* [EXERCISE REQUIREMENTS]:
Select each line of the listing that contains the string "name", matching case exactly.

Labeled region entries
################

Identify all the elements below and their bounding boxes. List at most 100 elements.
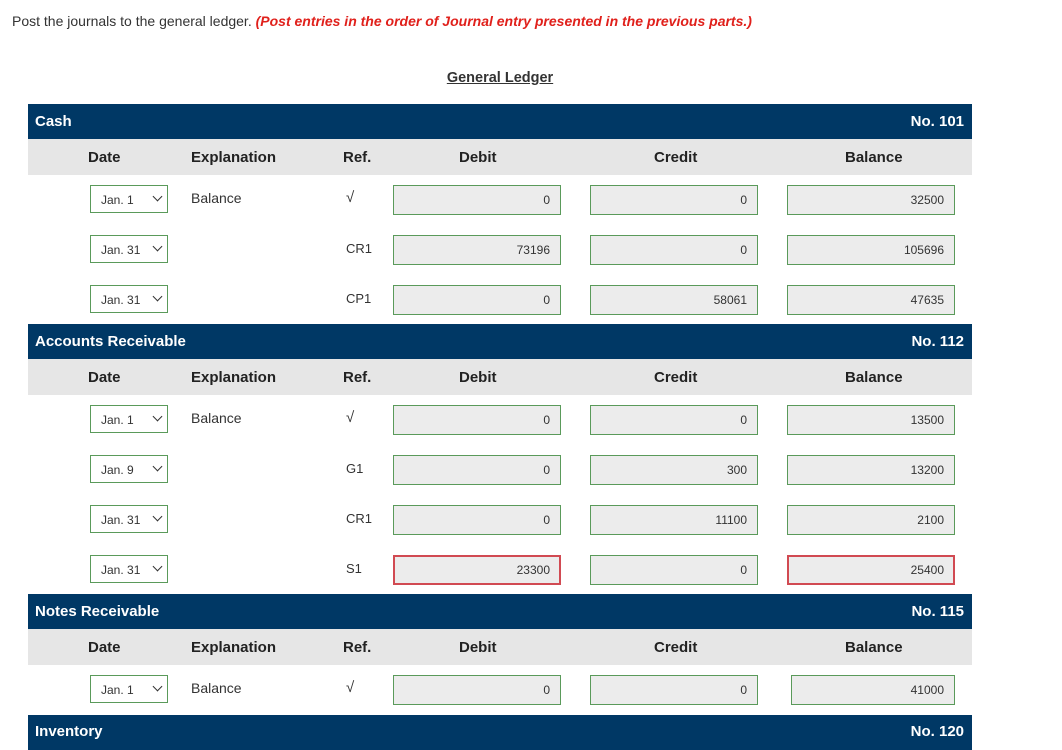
date-select[interactable]: Jan. 31 <box>90 285 168 313</box>
col-balance: Balance <box>845 149 903 166</box>
col-balance: Balance <box>845 369 903 386</box>
balance-field[interactable]: 32500 <box>787 185 955 215</box>
date-select[interactable]: Jan. 31 <box>90 235 168 263</box>
ledger-row: Jan. 1 Balance √ 0 0 32500 <box>28 175 972 225</box>
ledger-row: Jan. 31 CR1 73196 0 105696 <box>28 225 972 275</box>
date-select[interactable]: Jan. 31 <box>90 555 168 583</box>
debit-field[interactable]: 0 <box>393 505 561 535</box>
column-header-row: Date Explanation Ref. Debit Credit Balan… <box>28 629 972 665</box>
account-notes-receivable: Notes Receivable No. 115 Date Explanatio… <box>28 594 972 715</box>
ref-text: S1 <box>346 561 362 576</box>
debit-field[interactable]: 0 <box>393 285 561 315</box>
chevron-down-icon <box>152 241 163 252</box>
ledger-row: Jan. 1 Balance √ 0 0 41000 <box>28 665 972 715</box>
chevron-down-icon <box>152 561 163 572</box>
ref-text: √ <box>346 189 355 206</box>
account-header: Inventory No. 120 <box>28 715 972 750</box>
col-ref: Ref. <box>343 149 372 166</box>
date-value: Jan. 9 <box>101 463 134 477</box>
balance-field[interactable]: 41000 <box>791 675 955 705</box>
chevron-down-icon <box>152 191 163 202</box>
ref-text: CR1 <box>346 241 373 256</box>
chevron-down-icon <box>152 511 163 522</box>
chevron-down-icon <box>152 411 163 422</box>
col-debit: Debit <box>459 639 497 656</box>
date-select[interactable]: Jan. 9 <box>90 455 168 483</box>
account-header: Cash No. 101 <box>28 104 972 139</box>
balance-field[interactable]: 2100 <box>787 505 955 535</box>
col-credit: Credit <box>654 369 698 386</box>
account-name: Notes Receivable <box>35 603 160 620</box>
chevron-down-icon <box>152 681 163 692</box>
col-credit: Credit <box>654 639 698 656</box>
date-select[interactable]: Jan. 1 <box>90 405 168 433</box>
account-name: Inventory <box>35 723 103 740</box>
ledger-row: Jan. 31 CP1 0 58061 47635 <box>28 275 972 325</box>
balance-field-incorrect[interactable]: 25400 <box>787 555 955 585</box>
explanation-text: Balance <box>191 680 242 696</box>
col-debit: Debit <box>459 369 497 386</box>
col-balance: Balance <box>845 639 903 656</box>
ref-text: G1 <box>346 461 364 476</box>
explanation-text: Balance <box>191 190 242 206</box>
credit-field[interactable]: 300 <box>590 455 758 485</box>
ref-text: √ <box>346 679 355 696</box>
date-value: Jan. 31 <box>101 293 141 307</box>
ref-text: √ <box>346 409 355 426</box>
credit-field[interactable]: 58061 <box>590 285 758 315</box>
date-value: Jan. 31 <box>101 243 141 257</box>
date-select[interactable]: Jan. 1 <box>90 185 168 213</box>
credit-field[interactable]: 0 <box>590 675 758 705</box>
col-explanation: Explanation <box>191 369 277 386</box>
account-name: Cash <box>35 113 72 130</box>
ledger-title: General Ledger <box>446 70 554 86</box>
date-select[interactable]: Jan. 1 <box>90 675 168 703</box>
debit-field[interactable]: 73196 <box>393 235 561 265</box>
explanation-text: Balance <box>191 410 242 426</box>
col-date: Date <box>88 369 121 386</box>
chevron-down-icon <box>152 291 163 302</box>
ledger-row: Jan. 31 CR1 0 11100 2100 <box>28 495 972 545</box>
instruction-text: Post the journals to the general ledger.… <box>12 13 752 29</box>
account-inventory: Inventory No. 120 <box>28 715 972 750</box>
account-number: No. 120 <box>910 723 964 740</box>
credit-field[interactable]: 11100 <box>590 505 758 535</box>
debit-field[interactable]: 0 <box>393 455 561 485</box>
credit-field[interactable]: 0 <box>590 185 758 215</box>
debit-field[interactable]: 0 <box>393 675 561 705</box>
chevron-down-icon <box>152 461 163 472</box>
account-number: No. 112 <box>911 333 964 350</box>
col-credit: Credit <box>654 149 698 166</box>
date-value: Jan. 31 <box>101 563 141 577</box>
credit-field[interactable]: 0 <box>590 405 758 435</box>
ledger-row: Jan. 9 G1 0 300 13200 <box>28 445 972 495</box>
col-date: Date <box>88 639 121 656</box>
balance-field[interactable]: 13200 <box>787 455 955 485</box>
credit-field[interactable]: 0 <box>590 555 758 585</box>
account-accounts-receivable: Accounts Receivable No. 112 Date Explana… <box>28 324 972 595</box>
col-ref: Ref. <box>343 369 372 386</box>
balance-field[interactable]: 13500 <box>787 405 955 435</box>
ledger-row: Jan. 1 Balance √ 0 0 13500 <box>28 395 972 445</box>
account-header: Accounts Receivable No. 112 <box>28 324 972 359</box>
debit-field[interactable]: 0 <box>393 405 561 435</box>
instruction-main: Post the journals to the general ledger. <box>12 13 252 29</box>
date-value: Jan. 31 <box>101 513 141 527</box>
date-select[interactable]: Jan. 31 <box>90 505 168 533</box>
instruction-emphasis: (Post entries in the order of Journal en… <box>255 13 752 29</box>
debit-field[interactable]: 0 <box>393 185 561 215</box>
balance-field[interactable]: 105696 <box>787 235 955 265</box>
col-explanation: Explanation <box>191 639 277 656</box>
account-number: No. 101 <box>910 113 964 130</box>
date-value: Jan. 1 <box>101 683 134 697</box>
credit-field[interactable]: 0 <box>590 235 758 265</box>
account-cash: Cash No. 101 Date Explanation Ref. Debit… <box>28 104 972 325</box>
col-ref: Ref. <box>343 639 372 656</box>
ledger-row: Jan. 31 S1 23300 0 25400 <box>28 545 972 595</box>
col-explanation: Explanation <box>191 149 277 166</box>
ref-text: CR1 <box>346 511 373 526</box>
debit-field-incorrect[interactable]: 23300 <box>393 555 561 585</box>
account-header: Notes Receivable No. 115 <box>28 594 972 629</box>
balance-field[interactable]: 47635 <box>787 285 955 315</box>
column-header-row: Date Explanation Ref. Debit Credit Balan… <box>28 139 972 175</box>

################

* [EXERCISE SOLUTION]:
account-name: Notes Receivable <box>35 603 160 620</box>
account-name: Inventory <box>35 723 103 740</box>
account-name: Cash <box>35 113 72 130</box>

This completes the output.